*Task details*
Exclude the pictures; give every entry again exactly as written.

[Extracted records]
* start *
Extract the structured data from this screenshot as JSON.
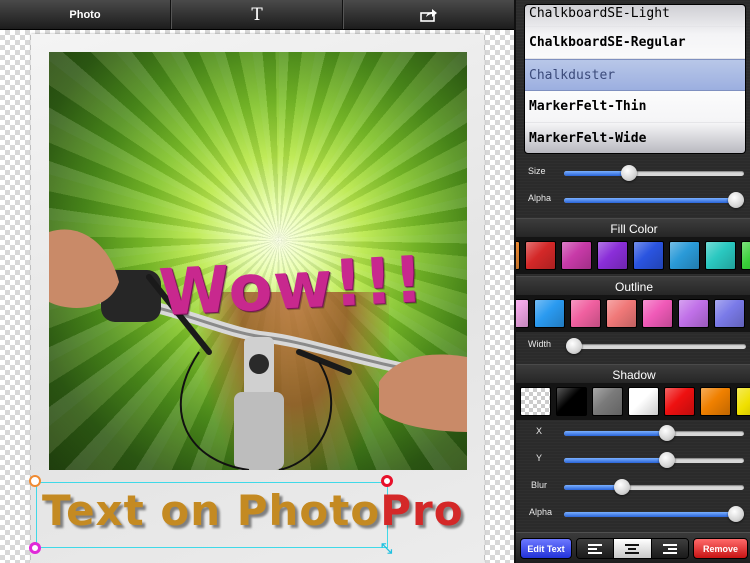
{
  "toolbar": {
    "photo_label": "Photo",
    "text_tool_glyph": "T",
    "share_icon": "share-icon"
  },
  "canvas": {
    "photo_text": "Wow!!!",
    "photo_text_color": "#c8288e",
    "caption_main": "Text on Photo",
    "caption_suffix": "Pro",
    "caption_main_color": "#c48a22",
    "caption_suffix_color": "#d42828"
  },
  "panel": {
    "fonts": [
      {
        "name": "ChalkboardSE-Light",
        "selected": false
      },
      {
        "name": "ChalkboardSE-Regular",
        "selected": false
      },
      {
        "name": "Chalkduster",
        "selected": true
      },
      {
        "name": "MarkerFelt-Thin",
        "selected": false
      },
      {
        "name": "MarkerFelt-Wide",
        "selected": false
      }
    ],
    "size_label": "Size",
    "size_value": 0.36,
    "alpha_label": "Alpha",
    "alpha_value": 1.0,
    "fill_color_header": "Fill Color",
    "fill_colors": [
      "#f08a30",
      "#d42828",
      "#c83aa8",
      "#8a2ed8",
      "#2a54e0",
      "#2a9ad8",
      "#2ac8c0",
      "#38d038",
      "#d8e020"
    ],
    "outline_header": "Outline",
    "outline_colors": [
      "#f4a8e8",
      "#2a9af0",
      "#f060a0",
      "#f07878",
      "#f05ab8",
      "#c070e8",
      "#7a7ae8"
    ],
    "width_label": "Width",
    "width_value": 0.0,
    "shadow_header": "Shadow",
    "shadow_colors": [
      "transparent",
      "#000000",
      "#7a7a7a",
      "#ffffff",
      "#ee1010",
      "#f08000",
      "#f0e000"
    ],
    "x_label": "X",
    "x_value": 0.57,
    "y_label": "Y",
    "y_value": 0.57,
    "blur_label": "Blur",
    "blur_value": 0.32,
    "shadow_alpha_label": "Alpha",
    "shadow_alpha_value": 1.0,
    "edit_text_label": "Edit Text",
    "remove_label": "Remove",
    "alignment": "center"
  }
}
* end *
*Written reply*
Extract the structured data from this screenshot as JSON.
{
  "toolbar": {
    "photo_label": "Photo",
    "text_tool_glyph": "T",
    "share_icon": "share-icon"
  },
  "canvas": {
    "photo_text": "Wow!!!",
    "photo_text_color": "#c8288e",
    "caption_main": "Text on Photo",
    "caption_suffix": "Pro",
    "caption_main_color": "#c48a22",
    "caption_suffix_color": "#d42828"
  },
  "panel": {
    "fonts": [
      {
        "name": "ChalkboardSE-Light",
        "selected": false
      },
      {
        "name": "ChalkboardSE-Regular",
        "selected": false
      },
      {
        "name": "Chalkduster",
        "selected": true
      },
      {
        "name": "MarkerFelt-Thin",
        "selected": false
      },
      {
        "name": "MarkerFelt-Wide",
        "selected": false
      }
    ],
    "size_label": "Size",
    "size_value": 0.36,
    "alpha_label": "Alpha",
    "alpha_value": 1.0,
    "fill_color_header": "Fill Color",
    "fill_colors": [
      "#f08a30",
      "#d42828",
      "#c83aa8",
      "#8a2ed8",
      "#2a54e0",
      "#2a9ad8",
      "#2ac8c0",
      "#38d038",
      "#d8e020"
    ],
    "outline_header": "Outline",
    "outline_colors": [
      "#f4a8e8",
      "#2a9af0",
      "#f060a0",
      "#f07878",
      "#f05ab8",
      "#c070e8",
      "#7a7ae8"
    ],
    "width_label": "Width",
    "width_value": 0.0,
    "shadow_header": "Shadow",
    "shadow_colors": [
      "transparent",
      "#000000",
      "#7a7a7a",
      "#ffffff",
      "#ee1010",
      "#f08000",
      "#f0e000"
    ],
    "x_label": "X",
    "x_value": 0.57,
    "y_label": "Y",
    "y_value": 0.57,
    "blur_label": "Blur",
    "blur_value": 0.32,
    "shadow_alpha_label": "Alpha",
    "shadow_alpha_value": 1.0,
    "edit_text_label": "Edit Text",
    "remove_label": "Remove",
    "alignment": "center"
  }
}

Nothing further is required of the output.